Please print the full listing exactly.

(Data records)
**********

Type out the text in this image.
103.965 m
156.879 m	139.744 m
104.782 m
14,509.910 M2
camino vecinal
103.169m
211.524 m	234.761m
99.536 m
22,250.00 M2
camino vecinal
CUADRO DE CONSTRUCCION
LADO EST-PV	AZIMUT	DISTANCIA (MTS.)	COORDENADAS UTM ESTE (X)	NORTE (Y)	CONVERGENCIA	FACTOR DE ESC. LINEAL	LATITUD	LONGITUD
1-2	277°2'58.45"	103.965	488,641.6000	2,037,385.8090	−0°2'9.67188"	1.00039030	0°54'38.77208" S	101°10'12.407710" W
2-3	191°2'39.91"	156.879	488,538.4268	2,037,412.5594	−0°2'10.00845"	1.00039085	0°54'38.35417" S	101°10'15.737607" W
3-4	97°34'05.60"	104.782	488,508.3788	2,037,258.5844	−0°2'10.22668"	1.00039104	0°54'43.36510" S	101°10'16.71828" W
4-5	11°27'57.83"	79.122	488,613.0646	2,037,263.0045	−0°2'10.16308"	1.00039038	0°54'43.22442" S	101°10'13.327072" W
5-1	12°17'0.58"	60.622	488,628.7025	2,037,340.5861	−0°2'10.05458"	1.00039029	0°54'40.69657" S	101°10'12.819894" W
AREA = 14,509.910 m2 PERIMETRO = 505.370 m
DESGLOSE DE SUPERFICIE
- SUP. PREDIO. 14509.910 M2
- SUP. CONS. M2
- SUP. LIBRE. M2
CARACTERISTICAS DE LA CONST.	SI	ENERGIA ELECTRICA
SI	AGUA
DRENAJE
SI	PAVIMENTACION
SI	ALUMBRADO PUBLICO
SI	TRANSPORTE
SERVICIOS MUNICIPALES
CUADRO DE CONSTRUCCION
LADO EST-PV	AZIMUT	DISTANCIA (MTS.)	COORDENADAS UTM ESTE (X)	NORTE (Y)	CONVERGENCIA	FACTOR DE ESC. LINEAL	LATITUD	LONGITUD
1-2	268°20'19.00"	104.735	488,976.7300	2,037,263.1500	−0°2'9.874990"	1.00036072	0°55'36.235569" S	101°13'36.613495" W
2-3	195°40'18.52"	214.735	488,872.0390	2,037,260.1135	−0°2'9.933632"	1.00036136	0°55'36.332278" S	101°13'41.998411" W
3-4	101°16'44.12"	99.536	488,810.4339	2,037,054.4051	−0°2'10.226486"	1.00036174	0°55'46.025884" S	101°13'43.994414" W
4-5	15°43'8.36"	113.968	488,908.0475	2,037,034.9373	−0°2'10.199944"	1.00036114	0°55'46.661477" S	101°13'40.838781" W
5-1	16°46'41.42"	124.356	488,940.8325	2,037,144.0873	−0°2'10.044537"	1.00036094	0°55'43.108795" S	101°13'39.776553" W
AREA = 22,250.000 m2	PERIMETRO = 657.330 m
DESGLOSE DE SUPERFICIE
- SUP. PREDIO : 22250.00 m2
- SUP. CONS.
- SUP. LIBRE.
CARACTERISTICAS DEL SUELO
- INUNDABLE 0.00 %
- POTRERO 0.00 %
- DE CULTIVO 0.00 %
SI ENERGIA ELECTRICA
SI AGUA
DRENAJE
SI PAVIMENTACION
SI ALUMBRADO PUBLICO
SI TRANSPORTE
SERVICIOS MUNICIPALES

**********

### ANSWER TO THE EXERCISE
Type out the text in this image.
103.965 m
156.879 m	139.744 m
104.782 m
14,509.910 M2
camino vecinal
103.169m
211.524 m	234.761m
99.536 m
22,250.00 M2
camino vecinal
CUADRO DE CONSTRUCCION
LADO EST-PV	AZIMUT	DISTANCIA (MTS.)	COORDENADAS UTM ESTE (X)	NORTE (Y)	CONVERGENCIA	FACTOR DE ESC. LINEAL	LATITUD	LONGITUD
1-2	277°2'58.45"	103.965	488,641.6000	2,037,385.8090	−0°2'9.67188"	1.00039030	0°54'38.77208" S	101°10'12.407710" W
2-3	191°2'39.91"	156.879	488,538.4268	2,037,412.5594	−0°2'10.00845"	1.00039085	0°54'38.35417" S	101°10'15.737607" W
3-4	97°34'05.60"	104.782	488,508.3788	2,037,258.5844	−0°2'10.22668"	1.00039104	0°54'43.36510" S	101°10'16.71828" W
4-5	11°27'57.83"	79.122	488,613.0646	2,037,263.0045	−0°2'10.16308"	1.00039038	0°54'43.22442" S	101°10'13.327072" W
5-1	12°17'0.58"	60.622	488,628.7025	2,037,340.5861	−0°2'10.05458"	1.00039029	0°54'40.69657" S	101°10'12.819894" W
AREA = 14,509.910 m2 PERIMETRO = 505.370 m
DESGLOSE DE SUPERFICIE
- SUP. PREDIO. 14509.910 M2
- SUP. CONS. M2
- SUP. LIBRE. M2
CARACTERISTICAS DE LA CONST.	SI	ENERGIA ELECTRICA
SI	AGUA
DRENAJE
SI	PAVIMENTACION
SI	ALUMBRADO PUBLICO
SI	TRANSPORTE
SERVICIOS MUNICIPALES
CUADRO DE CONSTRUCCION
LADO EST-PV	AZIMUT	DISTANCIA (MTS.)	COORDENADAS UTM ESTE (X)	NORTE (Y)	CONVERGENCIA	FACTOR DE ESC. LINEAL	LATITUD	LONGITUD
1-2	268°20'19.00"	104.735	488,976.7300	2,037,263.1500	−0°2'9.874990"	1.00036072	0°55'36.235569" S	101°13'36.613495" W
2-3	195°40'18.52"	214.735	488,872.0390	2,037,260.1135	−0°2'9.933632"	1.00036136	0°55'36.332278" S	101°13'41.998411" W
3-4	101°16'44.12"	99.536	488,810.4339	2,037,054.4051	−0°2'10.226486"	1.00036174	0°55'46.025884" S	101°13'43.994414" W
4-5	15°43'8.36"	113.968	488,908.0475	2,037,034.9373	−0°2'10.199944"	1.00036114	0°55'46.661477" S	101°13'40.838781" W
5-1	16°46'41.42"	124.356	488,940.8325	2,037,144.0873	−0°2'10.044537"	1.00036094	0°55'43.108795" S	101°13'39.776553" W
AREA = 22,250.000 m2	PERIMETRO = 657.330 m
DESGLOSE DE SUPERFICIE
- SUP. PREDIO : 22250.00 m2
- SUP. CONS.
- SUP. LIBRE.
CARACTERISTICAS DEL SUELO
- INUNDABLE 0.00 %
- POTRERO 0.00 %
- DE CULTIVO 0.00 %
SI ENERGIA ELECTRICA
SI AGUA
DRENAJE
SI PAVIMENTACION
SI ALUMBRADO PUBLICO
SI TRANSPORTE
SERVICIOS MUNICIPALES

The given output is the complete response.